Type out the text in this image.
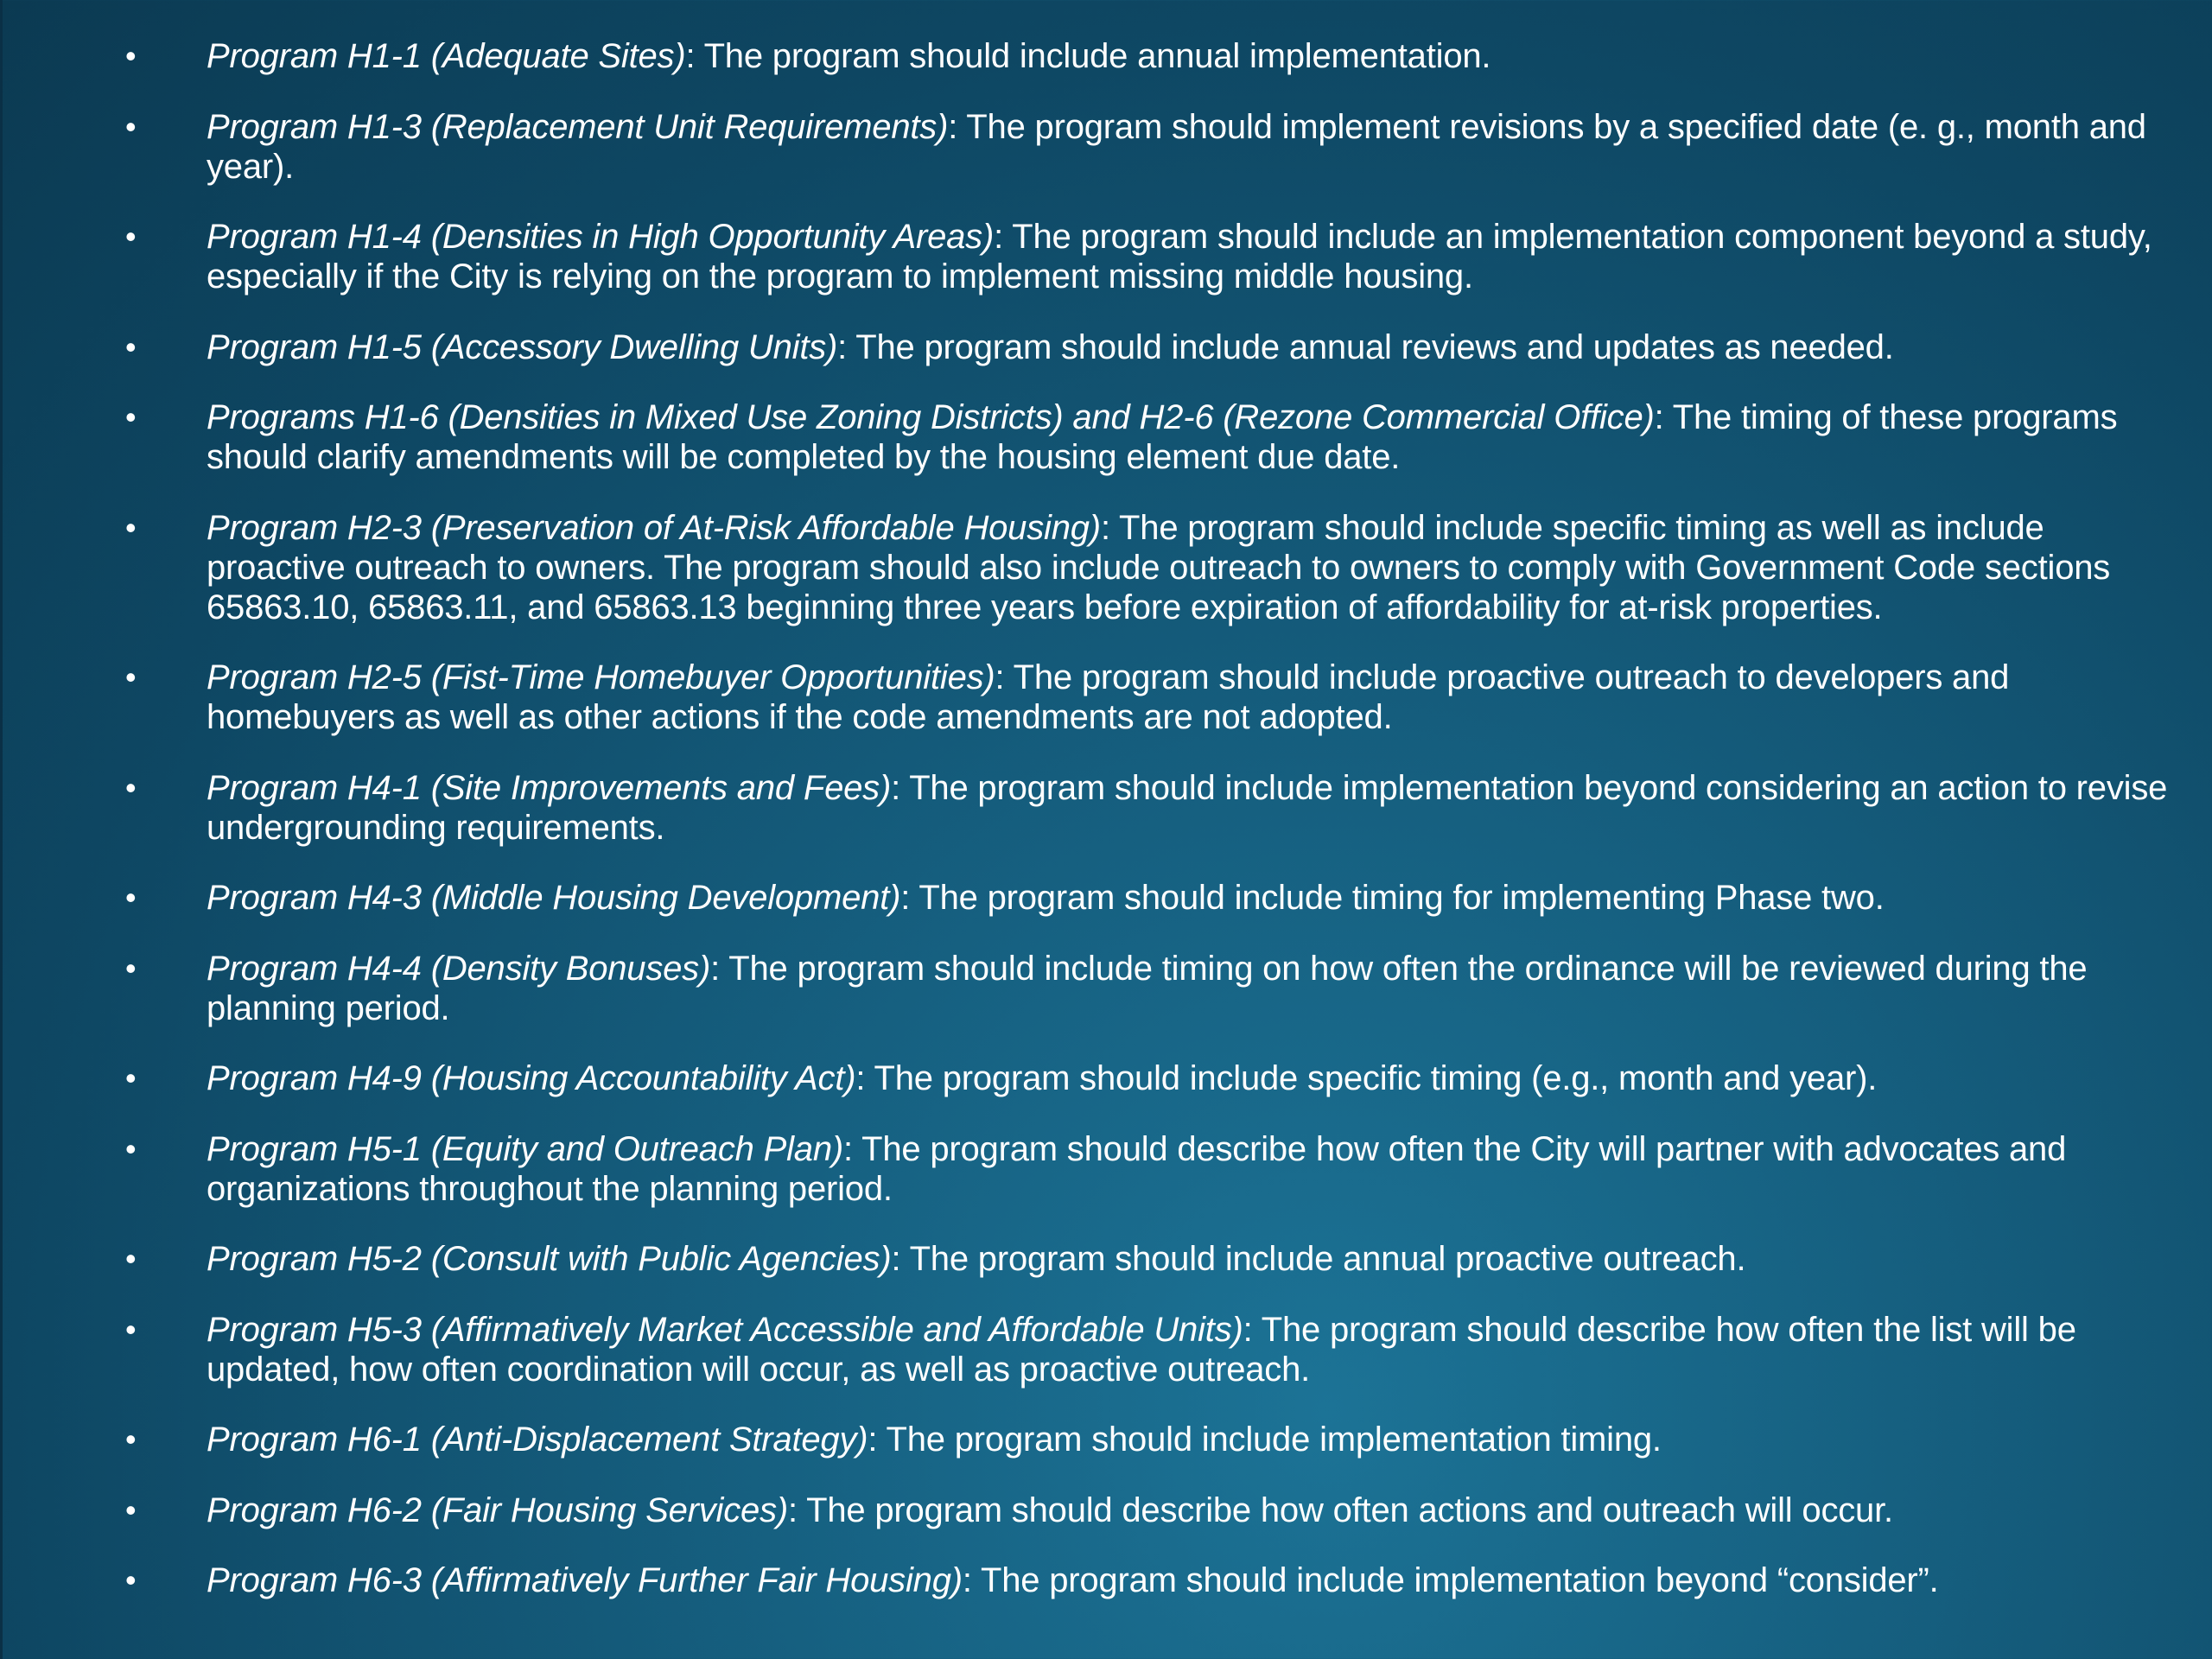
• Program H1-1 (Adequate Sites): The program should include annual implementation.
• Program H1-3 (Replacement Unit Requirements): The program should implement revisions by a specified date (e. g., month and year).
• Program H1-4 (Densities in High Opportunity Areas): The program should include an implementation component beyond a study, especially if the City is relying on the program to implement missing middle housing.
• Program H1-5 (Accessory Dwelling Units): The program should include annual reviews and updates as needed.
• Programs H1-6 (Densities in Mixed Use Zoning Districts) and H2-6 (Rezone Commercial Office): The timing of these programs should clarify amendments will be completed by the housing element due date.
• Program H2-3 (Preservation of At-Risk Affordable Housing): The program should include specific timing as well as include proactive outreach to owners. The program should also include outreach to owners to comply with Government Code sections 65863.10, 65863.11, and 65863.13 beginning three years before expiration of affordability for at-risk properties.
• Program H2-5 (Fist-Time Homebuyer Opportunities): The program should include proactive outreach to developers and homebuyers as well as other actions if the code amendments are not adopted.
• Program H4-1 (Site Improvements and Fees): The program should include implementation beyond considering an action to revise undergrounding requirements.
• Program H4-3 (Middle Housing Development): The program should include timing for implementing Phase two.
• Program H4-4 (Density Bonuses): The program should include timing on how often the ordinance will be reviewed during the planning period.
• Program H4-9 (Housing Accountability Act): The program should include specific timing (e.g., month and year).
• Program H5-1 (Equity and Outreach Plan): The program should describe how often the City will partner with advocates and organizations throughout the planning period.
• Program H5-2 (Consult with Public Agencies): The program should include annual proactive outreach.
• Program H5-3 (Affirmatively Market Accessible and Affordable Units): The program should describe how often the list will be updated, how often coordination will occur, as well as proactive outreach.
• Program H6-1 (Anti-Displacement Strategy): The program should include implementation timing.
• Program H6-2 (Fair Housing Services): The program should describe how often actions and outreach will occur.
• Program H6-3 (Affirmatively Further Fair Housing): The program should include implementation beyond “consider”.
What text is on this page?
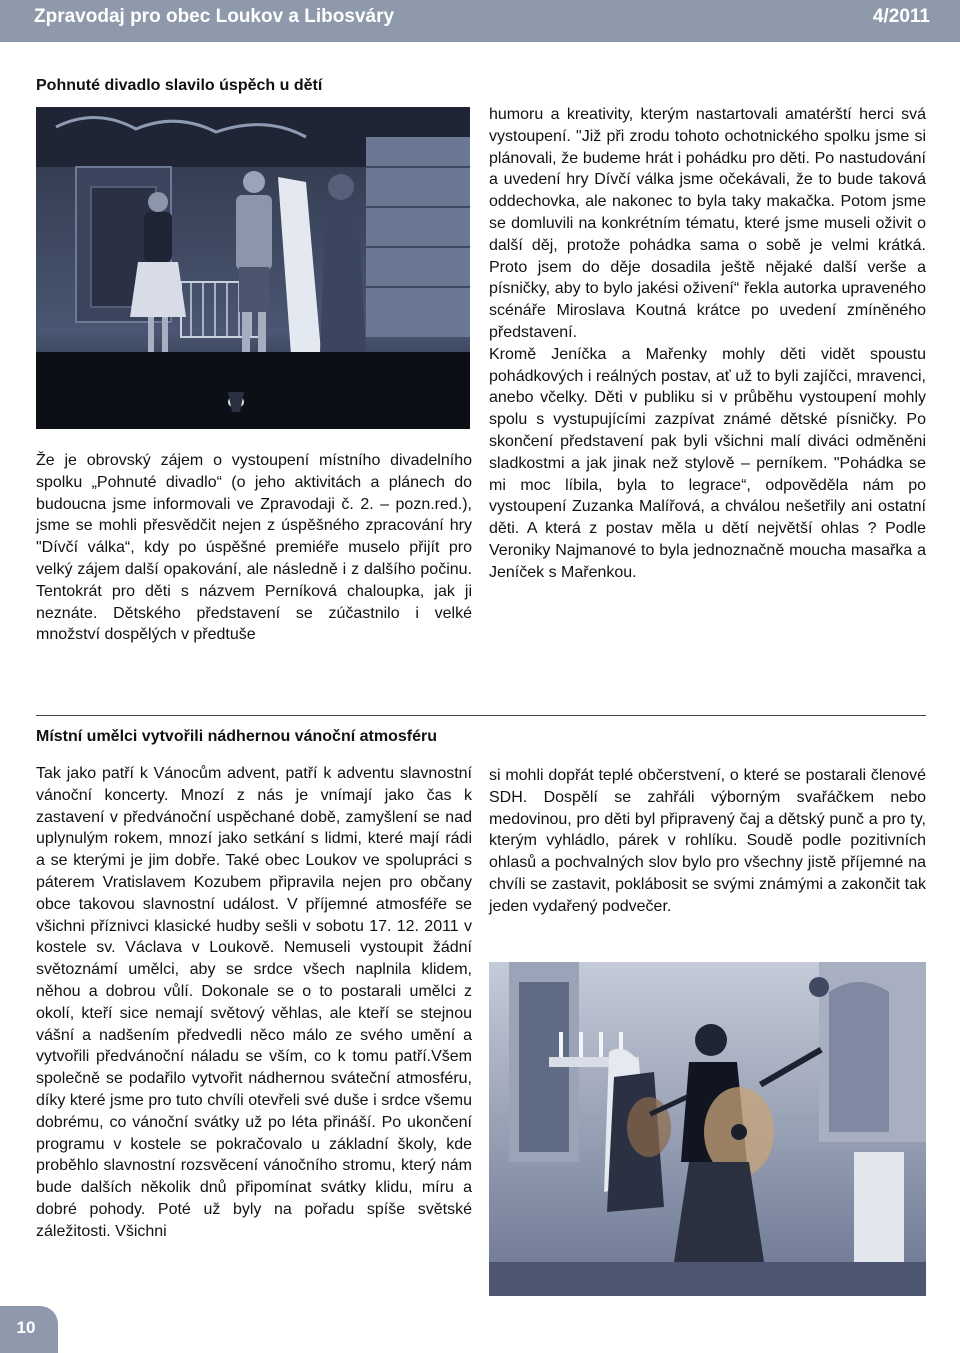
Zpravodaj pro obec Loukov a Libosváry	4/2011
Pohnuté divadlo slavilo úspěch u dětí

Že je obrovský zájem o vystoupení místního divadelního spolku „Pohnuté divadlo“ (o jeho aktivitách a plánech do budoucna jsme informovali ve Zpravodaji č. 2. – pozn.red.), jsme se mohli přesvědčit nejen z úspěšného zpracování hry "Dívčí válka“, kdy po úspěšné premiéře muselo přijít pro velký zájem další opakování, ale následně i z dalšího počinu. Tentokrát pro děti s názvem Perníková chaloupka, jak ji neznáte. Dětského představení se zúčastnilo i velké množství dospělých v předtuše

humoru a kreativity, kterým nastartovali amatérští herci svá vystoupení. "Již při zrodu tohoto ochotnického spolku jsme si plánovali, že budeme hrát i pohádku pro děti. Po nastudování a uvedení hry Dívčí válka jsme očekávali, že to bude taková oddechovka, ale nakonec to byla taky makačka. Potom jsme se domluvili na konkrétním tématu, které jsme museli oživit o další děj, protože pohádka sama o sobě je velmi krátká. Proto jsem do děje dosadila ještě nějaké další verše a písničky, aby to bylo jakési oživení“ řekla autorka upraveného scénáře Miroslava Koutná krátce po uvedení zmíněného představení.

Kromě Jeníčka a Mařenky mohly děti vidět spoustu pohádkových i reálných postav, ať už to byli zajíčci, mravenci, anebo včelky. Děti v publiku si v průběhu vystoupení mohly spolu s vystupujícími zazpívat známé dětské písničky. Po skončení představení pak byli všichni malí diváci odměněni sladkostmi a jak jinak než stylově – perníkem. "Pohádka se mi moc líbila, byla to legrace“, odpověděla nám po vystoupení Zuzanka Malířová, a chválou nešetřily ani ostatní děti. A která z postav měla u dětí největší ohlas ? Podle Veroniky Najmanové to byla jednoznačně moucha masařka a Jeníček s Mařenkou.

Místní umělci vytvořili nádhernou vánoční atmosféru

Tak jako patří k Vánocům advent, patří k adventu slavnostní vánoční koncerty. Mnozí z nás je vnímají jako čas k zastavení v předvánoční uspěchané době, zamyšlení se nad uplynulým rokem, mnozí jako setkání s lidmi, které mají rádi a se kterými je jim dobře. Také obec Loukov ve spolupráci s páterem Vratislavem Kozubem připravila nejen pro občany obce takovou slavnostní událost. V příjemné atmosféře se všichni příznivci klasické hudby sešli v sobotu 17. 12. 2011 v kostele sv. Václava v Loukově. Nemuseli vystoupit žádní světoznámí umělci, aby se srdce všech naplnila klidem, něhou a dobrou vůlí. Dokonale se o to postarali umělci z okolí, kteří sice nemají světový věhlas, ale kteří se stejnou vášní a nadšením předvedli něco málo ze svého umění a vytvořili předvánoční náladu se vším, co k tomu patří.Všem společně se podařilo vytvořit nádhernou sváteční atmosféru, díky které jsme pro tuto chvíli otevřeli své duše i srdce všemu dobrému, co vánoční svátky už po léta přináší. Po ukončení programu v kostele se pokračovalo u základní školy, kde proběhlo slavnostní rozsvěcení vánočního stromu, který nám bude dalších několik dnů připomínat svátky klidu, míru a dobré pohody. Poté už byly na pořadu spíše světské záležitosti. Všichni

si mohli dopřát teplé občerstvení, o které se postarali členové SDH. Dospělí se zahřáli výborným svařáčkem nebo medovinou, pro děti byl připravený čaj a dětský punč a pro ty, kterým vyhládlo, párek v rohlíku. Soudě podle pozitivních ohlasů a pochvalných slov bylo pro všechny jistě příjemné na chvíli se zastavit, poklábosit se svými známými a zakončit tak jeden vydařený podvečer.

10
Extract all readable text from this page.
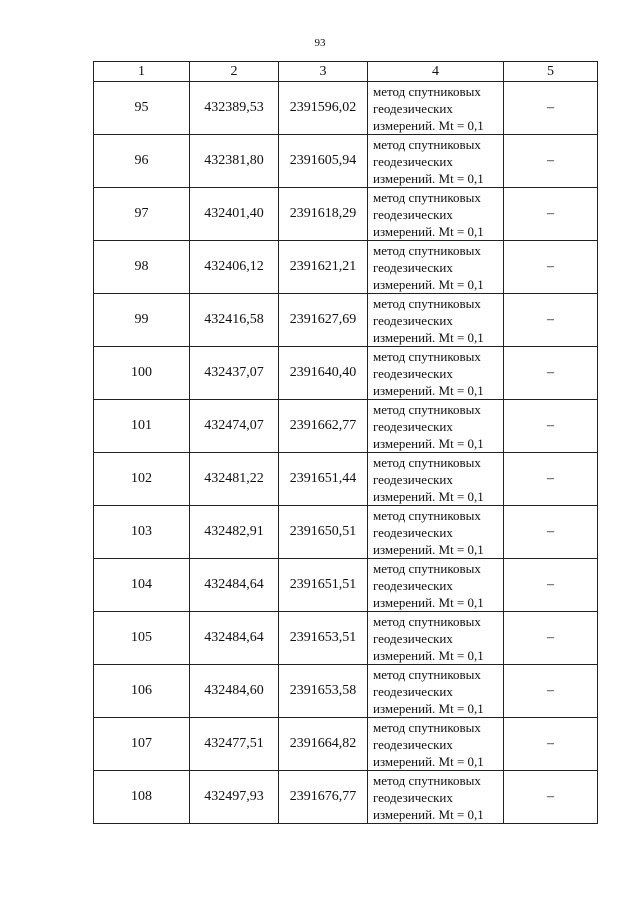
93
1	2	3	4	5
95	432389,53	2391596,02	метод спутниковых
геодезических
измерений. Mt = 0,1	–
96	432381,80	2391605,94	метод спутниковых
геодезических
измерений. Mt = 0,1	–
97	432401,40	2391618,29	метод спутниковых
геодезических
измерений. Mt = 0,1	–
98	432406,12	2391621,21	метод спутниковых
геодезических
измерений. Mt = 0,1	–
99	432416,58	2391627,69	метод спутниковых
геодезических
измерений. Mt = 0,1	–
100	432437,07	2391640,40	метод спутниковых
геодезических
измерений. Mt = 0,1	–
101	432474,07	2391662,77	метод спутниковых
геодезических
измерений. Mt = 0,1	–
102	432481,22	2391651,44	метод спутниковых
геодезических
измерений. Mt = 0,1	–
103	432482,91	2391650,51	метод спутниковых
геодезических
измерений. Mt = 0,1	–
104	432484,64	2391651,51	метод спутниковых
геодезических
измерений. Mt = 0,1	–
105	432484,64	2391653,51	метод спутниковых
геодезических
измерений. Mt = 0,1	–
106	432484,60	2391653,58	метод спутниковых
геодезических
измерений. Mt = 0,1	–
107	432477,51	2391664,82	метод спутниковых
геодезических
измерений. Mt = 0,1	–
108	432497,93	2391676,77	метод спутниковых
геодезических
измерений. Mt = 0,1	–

--------------------

§ **TO DO**
Go through the entries above and output them exactly, without pictures.

§ **SOLUTION TO THIS PROBLEM**
Type out the text in this image.
• Program H1-1 (Adequate Sites): The program should include annual implementation.
• Program H1-3 (Replacement Unit Requirements): The program should implement revisions by a specified date (e. g., month and year).
• Program H1-4 (Densities in High Opportunity Areas): The program should include an implementation component beyond a study, especially if the City is relying on the program to implement missing middle housing.
• Program H1-5 (Accessory Dwelling Units): The program should include annual reviews and updates as needed.
• Programs H1-6 (Densities in Mixed Use Zoning Districts) and H2-6 (Rezone Commercial Office): The timing of these programs should clarify amendments will be completed by the housing element due date.
• Program H2-3 (Preservation of At-Risk Affordable Housing): The program should include specific timing as well as include proactive outreach to owners. The program should also include outreach to owners to comply with Government Code sections 65863.10, 65863.11, and 65863.13 beginning three years before expiration of affordability for at-risk properties.
• Program H2-5 (Fist-Time Homebuyer Opportunities): The program should include proactive outreach to developers and homebuyers as well as other actions if the code amendments are not adopted.
• Program H4-1 (Site Improvements and Fees): The program should include implementation beyond considering an action to revise undergrounding requirements.
• Program H4-3 (Middle Housing Development): The program should include timing for implementing Phase two.
• Program H4-4 (Density Bonuses): The program should include timing on how often the ordinance will be reviewed during the planning period.
• Program H4-9 (Housing Accountability Act): The program should include specific timing (e.g., month and year).
• Program H5-1 (Equity and Outreach Plan): The program should describe how often the City will partner with advocates and organizations throughout the planning period.
• Program H5-2 (Consult with Public Agencies): The program should include annual proactive outreach.
• Program H5-3 (Affirmatively Market Accessible and Affordable Units): The program should describe how often the list will be updated, how often coordination will occur, as well as proactive outreach.
• Program H6-1 (Anti-Displacement Strategy): The program should include implementation timing.
• Program H6-2 (Fair Housing Services): The program should describe how often actions and outreach will occur.
• Program H6-3 (Affirmatively Further Fair Housing): The program should include implementation beyond “consider”.
What text is on this page?
Zpravodaj pro obec Loukov a Libosváry	4/2011
Pohnuté divadlo slavilo úspěch u dětí

Že je obrovský zájem o vystoupení místního divadelního spolku „Pohnuté divadlo“ (o jeho aktivitách a plánech do budoucna jsme informovali ve Zpravodaji č. 2. – pozn.red.), jsme se mohli přesvědčit nejen z úspěšného zpracování hry "Dívčí válka“, kdy po úspěšné premiéře muselo přijít pro velký zájem další opakování, ale následně i z dalšího počinu. Tentokrát pro děti s názvem Perníková chaloupka, jak ji neznáte. Dětského představení se zúčastnilo i velké množství dospělých v předtuše

humoru a kreativity, kterým nastartovali amatérští herci svá vystoupení. "Již při zrodu tohoto ochotnického spolku jsme si plánovali, že budeme hrát i pohádku pro děti. Po nastudování a uvedení hry Dívčí válka jsme očekávali, že to bude taková oddechovka, ale nakonec to byla taky makačka. Potom jsme se domluvili na konkrétním tématu, které jsme museli oživit o další děj, protože pohádka sama o sobě je velmi krátká. Proto jsem do děje dosadila ještě nějaké další verše a písničky, aby to bylo jakési oživení“ řekla autorka upraveného scénáře Miroslava Koutná krátce po uvedení zmíněného představení.

Kromě Jeníčka a Mařenky mohly děti vidět spoustu pohádkových i reálných postav, ať už to byli zajíčci, mravenci, anebo včelky. Děti v publiku si v průběhu vystoupení mohly spolu s vystupujícími zazpívat známé dětské písničky. Po skončení představení pak byli všichni malí diváci odměněni sladkostmi a jak jinak než stylově – perníkem. "Pohádka se mi moc líbila, byla to legrace“, odpověděla nám po vystoupení Zuzanka Malířová, a chválou nešetřily ani ostatní děti. A která z postav měla u dětí největší ohlas ? Podle Veroniky Najmanové to byla jednoznačně moucha masařka a Jeníček s Mařenkou.

Místní umělci vytvořili nádhernou vánoční atmosféru

Tak jako patří k Vánocům advent, patří k adventu slavnostní vánoční koncerty. Mnozí z nás je vnímají jako čas k zastavení v předvánoční uspěchané době, zamyšlení se nad uplynulým rokem, mnozí jako setkání s lidmi, které mají rádi a se kterými je jim dobře. Také obec Loukov ve spolupráci s páterem Vratislavem Kozubem připravila nejen pro občany obce takovou slavnostní událost. V příjemné atmosféře se všichni příznivci klasické hudby sešli v sobotu 17. 12. 2011 v kostele sv. Václava v Loukově. Nemuseli vystoupit žádní světoznámí umělci, aby se srdce všech naplnila klidem, něhou a dobrou vůlí. Dokonale se o to postarali umělci z okolí, kteří sice nemají světový věhlas, ale kteří se stejnou vášní a nadšením předvedli něco málo ze svého umění a vytvořili předvánoční náladu se vším, co k tomu patří.Všem společně se podařilo vytvořit nádhernou sváteční atmosféru, díky které jsme pro tuto chvíli otevřeli své duše i srdce všemu dobrému, co vánoční svátky už po léta přináší. Po ukončení programu v kostele se pokračovalo u základní školy, kde proběhlo slavnostní rozsvěcení vánočního stromu, který nám bude dalších několik dnů připomínat svátky klidu, míru a dobré pohody. Poté už byly na pořadu spíše světské záležitosti. Všichni

si mohli dopřát teplé občerstvení, o které se postarali členové SDH. Dospělí se zahřáli výborným svařáčkem nebo medovinou, pro děti byl připravený čaj a dětský punč a pro ty, kterým vyhládlo, párek v rohlíku. Soudě podle pozitivních ohlasů a pochvalných slov bylo pro všechny jistě příjemné na chvíli se zastavit, poklábosit se svými známými a zakončit tak jeden vydařený podvečer.

10
Extract all readable text from this page.
93
1	2	3	4	5
95	432389,53	2391596,02	метод спутниковых
геодезических
измерений. Mt = 0,1	–
96	432381,80	2391605,94	метод спутниковых
геодезических
измерений. Mt = 0,1	–
97	432401,40	2391618,29	метод спутниковых
геодезических
измерений. Mt = 0,1	–
98	432406,12	2391621,21	метод спутниковых
геодезических
измерений. Mt = 0,1	–
99	432416,58	2391627,69	метод спутниковых
геодезических
измерений. Mt = 0,1	–
100	432437,07	2391640,40	метод спутниковых
геодезических
измерений. Mt = 0,1	–
101	432474,07	2391662,77	метод спутниковых
геодезических
измерений. Mt = 0,1	–
102	432481,22	2391651,44	метод спутниковых
геодезических
измерений. Mt = 0,1	–
103	432482,91	2391650,51	метод спутниковых
геодезических
измерений. Mt = 0,1	–
104	432484,64	2391651,51	метод спутниковых
геодезических
измерений. Mt = 0,1	–
105	432484,64	2391653,51	метод спутниковых
геодезических
измерений. Mt = 0,1	–
106	432484,60	2391653,58	метод спутниковых
геодезических
измерений. Mt = 0,1	–
107	432477,51	2391664,82	метод спутниковых
геодезических
измерений. Mt = 0,1	–
108	432497,93	2391676,77	метод спутниковых
геодезических
измерений. Mt = 0,1	–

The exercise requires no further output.